Stored records:
::::::::

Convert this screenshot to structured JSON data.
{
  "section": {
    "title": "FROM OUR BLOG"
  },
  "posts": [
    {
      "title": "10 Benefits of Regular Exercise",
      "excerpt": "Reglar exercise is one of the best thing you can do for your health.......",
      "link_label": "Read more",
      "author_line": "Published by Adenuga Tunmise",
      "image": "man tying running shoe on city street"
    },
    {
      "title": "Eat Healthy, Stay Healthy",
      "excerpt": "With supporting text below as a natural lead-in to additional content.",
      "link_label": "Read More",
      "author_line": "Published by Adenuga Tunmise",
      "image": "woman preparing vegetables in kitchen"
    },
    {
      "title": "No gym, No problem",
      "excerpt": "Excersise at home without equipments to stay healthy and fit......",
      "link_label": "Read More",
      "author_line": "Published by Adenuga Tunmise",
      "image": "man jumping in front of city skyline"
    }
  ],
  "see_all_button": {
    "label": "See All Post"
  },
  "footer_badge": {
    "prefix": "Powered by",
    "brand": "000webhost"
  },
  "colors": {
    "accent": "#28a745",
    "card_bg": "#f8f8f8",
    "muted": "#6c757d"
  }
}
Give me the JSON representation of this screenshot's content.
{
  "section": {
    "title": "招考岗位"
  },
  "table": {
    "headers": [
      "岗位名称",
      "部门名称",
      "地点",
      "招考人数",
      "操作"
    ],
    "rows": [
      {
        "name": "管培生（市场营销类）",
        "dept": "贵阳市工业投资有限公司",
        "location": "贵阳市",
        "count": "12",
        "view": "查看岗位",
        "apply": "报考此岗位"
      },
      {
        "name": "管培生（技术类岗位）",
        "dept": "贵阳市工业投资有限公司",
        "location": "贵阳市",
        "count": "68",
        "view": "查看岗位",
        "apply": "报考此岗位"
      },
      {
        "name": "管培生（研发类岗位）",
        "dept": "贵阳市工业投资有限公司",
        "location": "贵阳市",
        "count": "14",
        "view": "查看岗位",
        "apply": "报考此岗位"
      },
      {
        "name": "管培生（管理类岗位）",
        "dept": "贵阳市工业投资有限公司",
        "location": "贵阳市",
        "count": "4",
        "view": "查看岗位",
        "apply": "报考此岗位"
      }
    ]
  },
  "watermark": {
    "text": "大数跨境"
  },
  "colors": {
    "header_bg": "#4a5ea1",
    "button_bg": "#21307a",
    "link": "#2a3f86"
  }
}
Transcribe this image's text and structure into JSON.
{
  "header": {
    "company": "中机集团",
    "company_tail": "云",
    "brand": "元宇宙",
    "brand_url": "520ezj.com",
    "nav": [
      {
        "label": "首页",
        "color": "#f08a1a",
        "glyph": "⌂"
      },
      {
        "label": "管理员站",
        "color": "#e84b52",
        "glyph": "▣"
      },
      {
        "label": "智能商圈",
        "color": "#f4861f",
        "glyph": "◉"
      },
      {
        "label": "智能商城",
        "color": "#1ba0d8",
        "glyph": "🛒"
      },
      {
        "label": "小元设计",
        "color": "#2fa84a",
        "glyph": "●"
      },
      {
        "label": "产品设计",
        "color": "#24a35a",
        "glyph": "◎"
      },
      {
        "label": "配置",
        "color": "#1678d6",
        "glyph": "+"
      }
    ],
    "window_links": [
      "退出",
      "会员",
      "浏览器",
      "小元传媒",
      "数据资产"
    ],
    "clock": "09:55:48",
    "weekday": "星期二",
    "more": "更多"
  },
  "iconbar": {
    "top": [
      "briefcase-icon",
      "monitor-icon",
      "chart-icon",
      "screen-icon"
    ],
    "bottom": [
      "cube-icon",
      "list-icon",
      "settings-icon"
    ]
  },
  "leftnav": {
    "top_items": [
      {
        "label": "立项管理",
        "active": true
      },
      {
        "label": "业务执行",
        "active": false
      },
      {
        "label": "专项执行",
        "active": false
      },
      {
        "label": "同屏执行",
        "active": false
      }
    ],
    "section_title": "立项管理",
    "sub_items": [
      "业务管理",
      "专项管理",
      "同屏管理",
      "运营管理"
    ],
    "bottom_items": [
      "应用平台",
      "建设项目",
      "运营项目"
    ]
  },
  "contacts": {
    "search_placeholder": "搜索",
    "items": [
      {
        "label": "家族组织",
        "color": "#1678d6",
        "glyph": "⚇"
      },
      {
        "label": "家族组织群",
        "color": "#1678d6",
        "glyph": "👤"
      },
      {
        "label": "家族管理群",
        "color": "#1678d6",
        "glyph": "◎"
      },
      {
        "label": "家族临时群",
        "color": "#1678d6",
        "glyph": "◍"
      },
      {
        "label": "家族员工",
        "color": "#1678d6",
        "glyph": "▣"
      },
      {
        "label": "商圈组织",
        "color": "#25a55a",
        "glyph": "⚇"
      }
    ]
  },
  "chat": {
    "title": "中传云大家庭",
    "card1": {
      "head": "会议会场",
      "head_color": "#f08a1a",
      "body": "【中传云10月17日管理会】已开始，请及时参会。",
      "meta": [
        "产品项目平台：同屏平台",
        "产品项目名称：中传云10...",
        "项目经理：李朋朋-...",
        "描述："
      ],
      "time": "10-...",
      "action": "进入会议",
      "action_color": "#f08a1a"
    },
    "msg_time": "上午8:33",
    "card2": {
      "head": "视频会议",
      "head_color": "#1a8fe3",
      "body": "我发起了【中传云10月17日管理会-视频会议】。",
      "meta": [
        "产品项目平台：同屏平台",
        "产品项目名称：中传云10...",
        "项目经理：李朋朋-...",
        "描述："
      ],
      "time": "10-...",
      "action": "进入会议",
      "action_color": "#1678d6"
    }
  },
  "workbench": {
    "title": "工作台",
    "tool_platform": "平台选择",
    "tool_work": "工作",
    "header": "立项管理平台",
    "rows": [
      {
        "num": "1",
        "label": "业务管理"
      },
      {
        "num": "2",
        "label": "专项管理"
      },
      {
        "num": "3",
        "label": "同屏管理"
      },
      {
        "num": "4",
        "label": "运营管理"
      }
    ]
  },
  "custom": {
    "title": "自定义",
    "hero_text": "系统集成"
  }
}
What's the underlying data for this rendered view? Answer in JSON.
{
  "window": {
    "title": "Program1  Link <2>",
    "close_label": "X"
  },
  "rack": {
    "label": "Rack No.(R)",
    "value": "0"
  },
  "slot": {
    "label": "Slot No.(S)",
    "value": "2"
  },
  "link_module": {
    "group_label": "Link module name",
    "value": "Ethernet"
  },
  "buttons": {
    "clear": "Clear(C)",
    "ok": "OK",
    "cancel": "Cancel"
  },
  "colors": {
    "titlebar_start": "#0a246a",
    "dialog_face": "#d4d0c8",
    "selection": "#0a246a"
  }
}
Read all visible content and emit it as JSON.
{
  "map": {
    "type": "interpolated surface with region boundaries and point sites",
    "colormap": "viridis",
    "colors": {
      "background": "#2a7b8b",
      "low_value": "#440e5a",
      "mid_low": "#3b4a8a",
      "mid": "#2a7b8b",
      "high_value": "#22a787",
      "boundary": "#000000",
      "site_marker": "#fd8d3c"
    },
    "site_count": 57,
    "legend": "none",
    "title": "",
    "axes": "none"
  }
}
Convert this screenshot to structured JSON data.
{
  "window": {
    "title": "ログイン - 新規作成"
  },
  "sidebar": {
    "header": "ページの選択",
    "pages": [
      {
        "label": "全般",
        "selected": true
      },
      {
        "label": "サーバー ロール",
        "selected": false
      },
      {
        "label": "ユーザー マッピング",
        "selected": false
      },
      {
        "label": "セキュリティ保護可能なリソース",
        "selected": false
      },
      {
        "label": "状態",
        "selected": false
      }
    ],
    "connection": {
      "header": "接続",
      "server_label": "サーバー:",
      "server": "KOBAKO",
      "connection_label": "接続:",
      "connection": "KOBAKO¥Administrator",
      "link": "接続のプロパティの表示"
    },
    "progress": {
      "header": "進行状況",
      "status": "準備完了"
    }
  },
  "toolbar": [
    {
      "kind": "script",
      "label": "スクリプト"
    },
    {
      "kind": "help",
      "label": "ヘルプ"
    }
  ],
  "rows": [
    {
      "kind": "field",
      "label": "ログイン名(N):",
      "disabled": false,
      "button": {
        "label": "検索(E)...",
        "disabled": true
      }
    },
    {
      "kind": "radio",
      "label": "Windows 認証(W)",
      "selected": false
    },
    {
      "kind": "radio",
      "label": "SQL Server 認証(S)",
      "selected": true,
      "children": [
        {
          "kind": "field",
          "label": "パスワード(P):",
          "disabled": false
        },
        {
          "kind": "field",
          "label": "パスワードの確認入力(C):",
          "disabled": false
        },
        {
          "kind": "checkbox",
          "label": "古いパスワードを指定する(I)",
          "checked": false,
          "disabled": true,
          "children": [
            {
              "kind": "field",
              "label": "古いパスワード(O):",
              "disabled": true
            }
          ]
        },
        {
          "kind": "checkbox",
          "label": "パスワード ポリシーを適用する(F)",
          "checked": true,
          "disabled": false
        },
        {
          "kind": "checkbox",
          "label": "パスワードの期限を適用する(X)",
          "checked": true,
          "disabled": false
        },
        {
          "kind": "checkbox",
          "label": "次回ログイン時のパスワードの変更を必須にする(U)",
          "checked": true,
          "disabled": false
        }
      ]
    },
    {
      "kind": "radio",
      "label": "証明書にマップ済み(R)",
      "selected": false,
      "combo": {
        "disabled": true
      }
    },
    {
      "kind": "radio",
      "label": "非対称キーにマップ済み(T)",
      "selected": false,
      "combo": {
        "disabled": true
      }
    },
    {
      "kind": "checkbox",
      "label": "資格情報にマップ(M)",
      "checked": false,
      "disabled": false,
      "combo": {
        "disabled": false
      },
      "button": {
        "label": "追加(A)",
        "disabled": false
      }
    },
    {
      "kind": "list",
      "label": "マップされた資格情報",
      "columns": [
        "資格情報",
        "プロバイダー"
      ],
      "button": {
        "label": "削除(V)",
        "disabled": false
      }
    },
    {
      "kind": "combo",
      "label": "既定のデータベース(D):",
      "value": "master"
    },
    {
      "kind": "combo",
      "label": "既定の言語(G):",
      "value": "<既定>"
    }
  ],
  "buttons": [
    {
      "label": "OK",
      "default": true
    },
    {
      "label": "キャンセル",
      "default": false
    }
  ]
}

::::::::

What you are asked to do:
Select all lines in the listing above where the word "KOBAKO" appears, and show them.

Response to the task:
      "server": "KOBAKO",
      "connection": "KOBAKO¥Administrator",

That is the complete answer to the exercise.